ENTRIES PROVIDED:
☆ ☆ ☆ ☆

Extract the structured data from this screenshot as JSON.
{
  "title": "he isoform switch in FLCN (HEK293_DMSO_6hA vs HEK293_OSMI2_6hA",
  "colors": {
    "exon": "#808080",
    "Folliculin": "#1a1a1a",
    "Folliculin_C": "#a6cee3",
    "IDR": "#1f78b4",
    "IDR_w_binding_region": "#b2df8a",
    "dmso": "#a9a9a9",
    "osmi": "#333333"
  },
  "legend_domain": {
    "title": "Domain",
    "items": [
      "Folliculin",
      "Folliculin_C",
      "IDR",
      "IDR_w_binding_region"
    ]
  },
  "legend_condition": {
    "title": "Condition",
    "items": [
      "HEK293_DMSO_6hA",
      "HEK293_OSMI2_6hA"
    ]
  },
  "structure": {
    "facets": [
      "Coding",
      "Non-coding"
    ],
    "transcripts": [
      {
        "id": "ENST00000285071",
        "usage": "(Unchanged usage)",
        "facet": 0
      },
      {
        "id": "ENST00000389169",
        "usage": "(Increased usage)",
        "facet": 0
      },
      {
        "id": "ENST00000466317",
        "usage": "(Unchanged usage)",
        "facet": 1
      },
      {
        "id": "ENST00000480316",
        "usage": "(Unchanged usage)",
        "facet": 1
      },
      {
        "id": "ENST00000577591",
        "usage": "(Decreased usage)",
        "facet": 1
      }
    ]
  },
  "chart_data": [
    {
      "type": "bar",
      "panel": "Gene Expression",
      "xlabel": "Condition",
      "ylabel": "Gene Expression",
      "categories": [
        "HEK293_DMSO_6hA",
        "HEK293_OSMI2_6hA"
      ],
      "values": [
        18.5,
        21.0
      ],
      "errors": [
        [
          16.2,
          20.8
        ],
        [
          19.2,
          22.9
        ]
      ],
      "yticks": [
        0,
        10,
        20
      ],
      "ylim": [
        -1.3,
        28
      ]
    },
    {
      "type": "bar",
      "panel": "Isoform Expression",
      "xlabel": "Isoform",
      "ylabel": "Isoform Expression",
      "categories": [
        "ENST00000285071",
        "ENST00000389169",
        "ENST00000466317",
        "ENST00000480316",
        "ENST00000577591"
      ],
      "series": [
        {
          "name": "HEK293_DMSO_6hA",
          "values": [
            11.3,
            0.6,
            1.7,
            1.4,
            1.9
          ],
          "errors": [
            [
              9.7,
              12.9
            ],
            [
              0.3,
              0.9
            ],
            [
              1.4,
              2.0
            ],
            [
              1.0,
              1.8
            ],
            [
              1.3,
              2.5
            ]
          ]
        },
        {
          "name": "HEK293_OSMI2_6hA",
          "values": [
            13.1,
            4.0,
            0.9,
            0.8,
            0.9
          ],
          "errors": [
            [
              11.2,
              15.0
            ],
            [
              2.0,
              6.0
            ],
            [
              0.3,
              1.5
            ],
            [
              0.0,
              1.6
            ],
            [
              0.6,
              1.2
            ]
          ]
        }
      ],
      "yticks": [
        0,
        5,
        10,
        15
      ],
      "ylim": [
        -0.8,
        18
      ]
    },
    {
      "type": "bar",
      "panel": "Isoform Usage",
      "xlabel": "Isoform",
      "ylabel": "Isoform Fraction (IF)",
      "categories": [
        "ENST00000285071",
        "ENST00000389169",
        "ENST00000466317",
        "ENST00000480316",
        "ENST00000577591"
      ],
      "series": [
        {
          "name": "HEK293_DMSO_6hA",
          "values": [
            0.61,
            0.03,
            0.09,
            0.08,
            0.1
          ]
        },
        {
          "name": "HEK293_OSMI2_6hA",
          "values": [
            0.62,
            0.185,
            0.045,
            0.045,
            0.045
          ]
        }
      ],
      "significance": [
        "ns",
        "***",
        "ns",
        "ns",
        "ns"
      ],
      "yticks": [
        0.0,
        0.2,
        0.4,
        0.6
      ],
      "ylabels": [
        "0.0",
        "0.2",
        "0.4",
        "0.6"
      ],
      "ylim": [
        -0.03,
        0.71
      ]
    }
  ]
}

☆ ☆ ☆ ☆

Each line of the listing should be echoed back exactly.

Extract the structured data from this screenshot as JSON.
{
  "title": "he isoform switch in FLCN (HEK293_DMSO_6hA vs HEK293_OSMI2_6hA",
  "colors": {
    "exon": "#808080",
    "Folliculin": "#1a1a1a",
    "Folliculin_C": "#a6cee3",
    "IDR": "#1f78b4",
    "IDR_w_binding_region": "#b2df8a",
    "dmso": "#a9a9a9",
    "osmi": "#333333"
  },
  "legend_domain": {
    "title": "Domain",
    "items": [
      "Folliculin",
      "Folliculin_C",
      "IDR",
      "IDR_w_binding_region"
    ]
  },
  "legend_condition": {
    "title": "Condition",
    "items": [
      "HEK293_DMSO_6hA",
      "HEK293_OSMI2_6hA"
    ]
  },
  "structure": {
    "facets": [
      "Coding",
      "Non-coding"
    ],
    "transcripts": [
      {
        "id": "ENST00000285071",
        "usage": "(Unchanged usage)",
        "facet": 0
      },
      {
        "id": "ENST00000389169",
        "usage": "(Increased usage)",
        "facet": 0
      },
      {
        "id": "ENST00000466317",
        "usage": "(Unchanged usage)",
        "facet": 1
      },
      {
        "id": "ENST00000480316",
        "usage": "(Unchanged usage)",
        "facet": 1
      },
      {
        "id": "ENST00000577591",
        "usage": "(Decreased usage)",
        "facet": 1
      }
    ]
  },
  "chart_data": [
    {
      "type": "bar",
      "panel": "Gene Expression",
      "xlabel": "Condition",
      "ylabel": "Gene Expression",
      "categories": [
        "HEK293_DMSO_6hA",
        "HEK293_OSMI2_6hA"
      ],
      "values": [
        18.5,
        21.0
      ],
      "errors": [
        [
          16.2,
          20.8
        ],
        [
          19.2,
          22.9
        ]
      ],
      "yticks": [
        0,
        10,
        20
      ],
      "ylim": [
        -1.3,
        28
      ]
    },
    {
      "type": "bar",
      "panel": "Isoform Expression",
      "xlabel": "Isoform",
      "ylabel": "Isoform Expression",
      "categories": [
        "ENST00000285071",
        "ENST00000389169",
        "ENST00000466317",
        "ENST00000480316",
        "ENST00000577591"
      ],
      "series": [
        {
          "name": "HEK293_DMSO_6hA",
          "values": [
            11.3,
            0.6,
            1.7,
            1.4,
            1.9
          ],
          "errors": [
            [
              9.7,
              12.9
            ],
            [
              0.3,
              0.9
            ],
            [
              1.4,
              2.0
            ],
            [
              1.0,
              1.8
            ],
            [
              1.3,
              2.5
            ]
          ]
        },
        {
          "name": "HEK293_OSMI2_6hA",
          "values": [
            13.1,
            4.0,
            0.9,
            0.8,
            0.9
          ],
          "errors": [
            [
              11.2,
              15.0
            ],
            [
              2.0,
              6.0
            ],
            [
              0.3,
              1.5
            ],
            [
              0.0,
              1.6
            ],
            [
              0.6,
              1.2
            ]
          ]
        }
      ],
      "yticks": [
        0,
        5,
        10,
        15
      ],
      "ylim": [
        -0.8,
        18
      ]
    },
    {
      "type": "bar",
      "panel": "Isoform Usage",
      "xlabel": "Isoform",
      "ylabel": "Isoform Fraction (IF)",
      "categories": [
        "ENST00000285071",
        "ENST00000389169",
        "ENST00000466317",
        "ENST00000480316",
        "ENST00000577591"
      ],
      "series": [
        {
          "name": "HEK293_DMSO_6hA",
          "values": [
            0.61,
            0.03,
            0.09,
            0.08,
            0.1
          ]
        },
        {
          "name": "HEK293_OSMI2_6hA",
          "values": [
            0.62,
            0.185,
            0.045,
            0.045,
            0.045
          ]
        }
      ],
      "significance": [
        "ns",
        "***",
        "ns",
        "ns",
        "ns"
      ],
      "yticks": [
        0.0,
        0.2,
        0.4,
        0.6
      ],
      "ylabels": [
        "0.0",
        "0.2",
        "0.4",
        "0.6"
      ],
      "ylim": [
        -0.03,
        0.71
      ]
    }
  ]
}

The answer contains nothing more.